◆ **Bagian Dokumen**
- - - - -

“Semuanya dicoba untuk digandeng dan dikuatkan kerjasamanya. Beberapa pembelian alusista telah disetujui dengan Perancis, Inggris dan Rusia serta Amerika Serikat,” katanya.
A. Khoirul Umam, Ph.D., dosen Paramadina Graduate School of Diplomacy menyatakan bahwa dari perspektif Ekonomi Politik dan Pertahanan Keamanan terkait isu LCS, pada 2022 mendatang, Indonesia memang harus lebih siaga.
“Tren yang berkembang dari berbagai analisa pakar internasional tentang China, melihat bahwa karakter politik luar negeri China memang cenderung berubah sejak 10 tahun terakhir. Yang semula charming offensive strategy, ketika telah berjalan baik kemudian bisa berubah menjadi alarming offensive strategy,” lanjutnya.
Menurut Umam ketika China menggunakan instrumen keunggulan ekonomi, tidak ada ancaman serius yang timbul.

- - - - -

◆ **Bagian Data**
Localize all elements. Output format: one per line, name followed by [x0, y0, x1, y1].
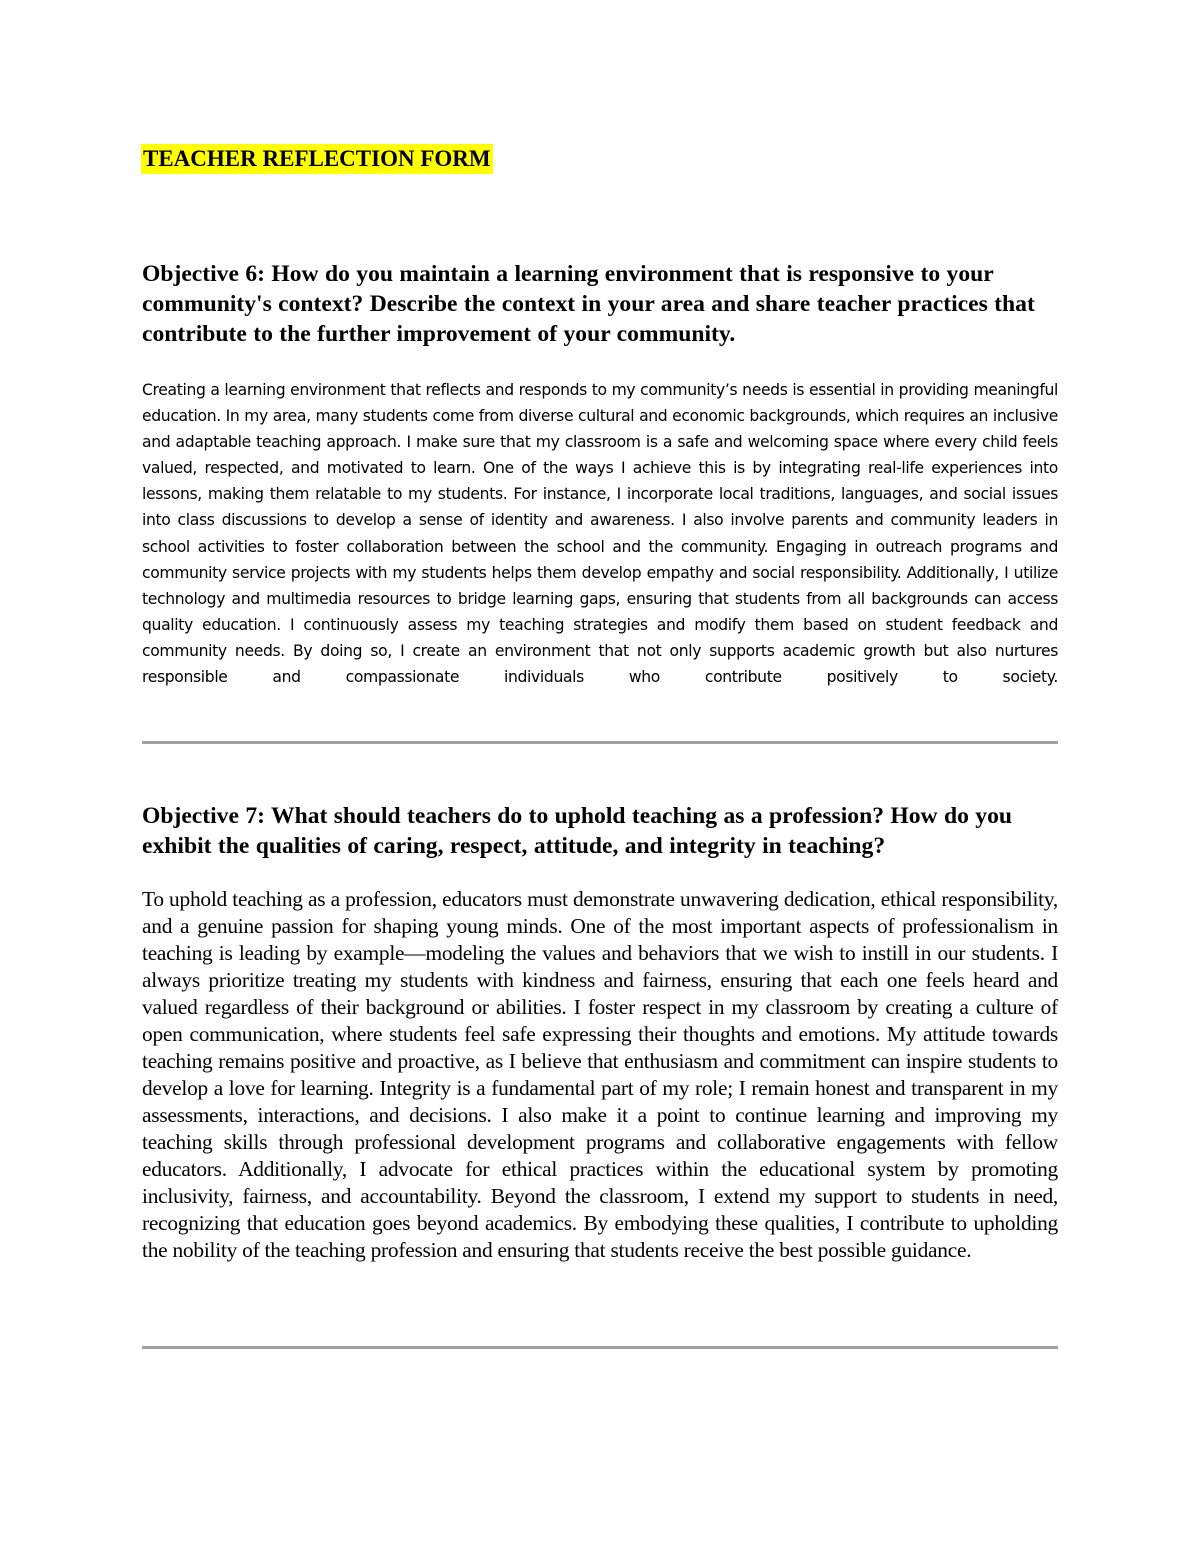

- - - - -

◆ **Tujuan**
(1) Dalam artikel tentang isu LCS dan pertahanan Indonesia, dengan negara mana saja beberapa pembelian alutsista telah disetujui?
(2) Teruskan artikel tentang isu LCS dan pertahanan Indonesia, mulai setelah kalimat terakhirnya.

◆ **Kumpulan Jawaban**
(1) Perancis, Inggris, Rusia, dan Amerika Serikat.

(2)
“Kemudian situasi secara cepat berubah di mana China pada 13 September 2021 lalu ada 6 kapal perang China yang melintasi Laut Natuna Utara. Hal itu jelas adalah show of force dari China di wilayah perbatasan Indonesia,” katanya.
Umam juga mengungkapkan bahwa pada tanggal 15 September 2021 ada rilis dari AUKUS, pakta pertahanan Australia, UK, dan USA yang di antaranya meletakkan fasilitas persenjataan canggih di Hobart, Australia yang dapat menjangkau kekuatan TNI AL di batas selatan Indonesia.
“Ancaman China di Utara dan ancaman AUKUS di selatan, mirip pola ketegangan di masa perang dingin. Situasi tersebut memaksa Indonesia harus mempunyai pola diplomasi tersendiri,” ujarnya.
Menyoroti Investasi China di Asia Tenggara yang semula diharapkan dapat meningkatkan kekuatan ekonomi negara-negara Asia Tenggara, ternyata memiliki karakteristik yang mengorbankan prinsip-prinsip dasar transparansi dan akuntabilitas.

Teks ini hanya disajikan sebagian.